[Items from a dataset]
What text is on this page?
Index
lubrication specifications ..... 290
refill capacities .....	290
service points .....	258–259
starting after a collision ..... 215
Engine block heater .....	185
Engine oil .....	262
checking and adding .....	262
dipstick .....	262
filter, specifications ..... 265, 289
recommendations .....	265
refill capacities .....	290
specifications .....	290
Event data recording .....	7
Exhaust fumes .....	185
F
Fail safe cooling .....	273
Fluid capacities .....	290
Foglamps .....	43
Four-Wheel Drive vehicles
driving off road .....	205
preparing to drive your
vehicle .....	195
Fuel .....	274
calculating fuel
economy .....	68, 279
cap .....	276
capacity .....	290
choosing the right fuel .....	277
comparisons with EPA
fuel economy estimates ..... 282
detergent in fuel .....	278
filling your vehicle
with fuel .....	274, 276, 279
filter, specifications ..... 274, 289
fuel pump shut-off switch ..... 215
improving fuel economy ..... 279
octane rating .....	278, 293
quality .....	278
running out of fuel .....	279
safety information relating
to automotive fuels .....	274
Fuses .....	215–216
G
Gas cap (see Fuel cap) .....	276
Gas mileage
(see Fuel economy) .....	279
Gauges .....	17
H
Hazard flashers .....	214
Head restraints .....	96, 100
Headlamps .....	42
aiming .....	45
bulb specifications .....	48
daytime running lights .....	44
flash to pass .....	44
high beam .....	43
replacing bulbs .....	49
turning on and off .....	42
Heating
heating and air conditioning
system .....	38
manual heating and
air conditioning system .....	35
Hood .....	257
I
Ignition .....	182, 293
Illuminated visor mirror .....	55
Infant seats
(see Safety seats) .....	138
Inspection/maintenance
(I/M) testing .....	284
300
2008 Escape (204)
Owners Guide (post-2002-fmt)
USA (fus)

§ **Your task**: The records above should be restated word for word, please.

§ **Exercise solution**:
What text is on this page?
Index
lubrication specifications ..... 290
refill capacities .....	290
service points .....	258–259
starting after a collision ..... 215
Engine block heater .....	185
Engine oil .....	262
checking and adding .....	262
dipstick .....	262
filter, specifications ..... 265, 289
recommendations .....	265
refill capacities .....	290
specifications .....	290
Event data recording .....	7
Exhaust fumes .....	185
F
Fail safe cooling .....	273
Fluid capacities .....	290
Foglamps .....	43
Four-Wheel Drive vehicles
driving off road .....	205
preparing to drive your
vehicle .....	195
Fuel .....	274
calculating fuel
economy .....	68, 279
cap .....	276
capacity .....	290
choosing the right fuel .....	277
comparisons with EPA
fuel economy estimates ..... 282
detergent in fuel .....	278
filling your vehicle
with fuel .....	274, 276, 279
filter, specifications ..... 274, 289
fuel pump shut-off switch ..... 215
improving fuel economy ..... 279
octane rating .....	278, 293
quality .....	278
running out of fuel .....	279
safety information relating
to automotive fuels .....	274
Fuses .....	215–216
G
Gas cap (see Fuel cap) .....	276
Gas mileage
(see Fuel economy) .....	279
Gauges .....	17
H
Hazard flashers .....	214
Head restraints .....	96, 100
Headlamps .....	42
aiming .....	45
bulb specifications .....	48
daytime running lights .....	44
flash to pass .....	44
high beam .....	43
replacing bulbs .....	49
turning on and off .....	42
Heating
heating and air conditioning
system .....	38
manual heating and
air conditioning system .....	35
Hood .....	257
I
Ignition .....	182, 293
Illuminated visor mirror .....	55
Infant seats
(see Safety seats) .....	138
Inspection/maintenance
(I/M) testing .....	284
300
2008 Escape (204)
Owners Guide (post-2002-fmt)
USA (fus)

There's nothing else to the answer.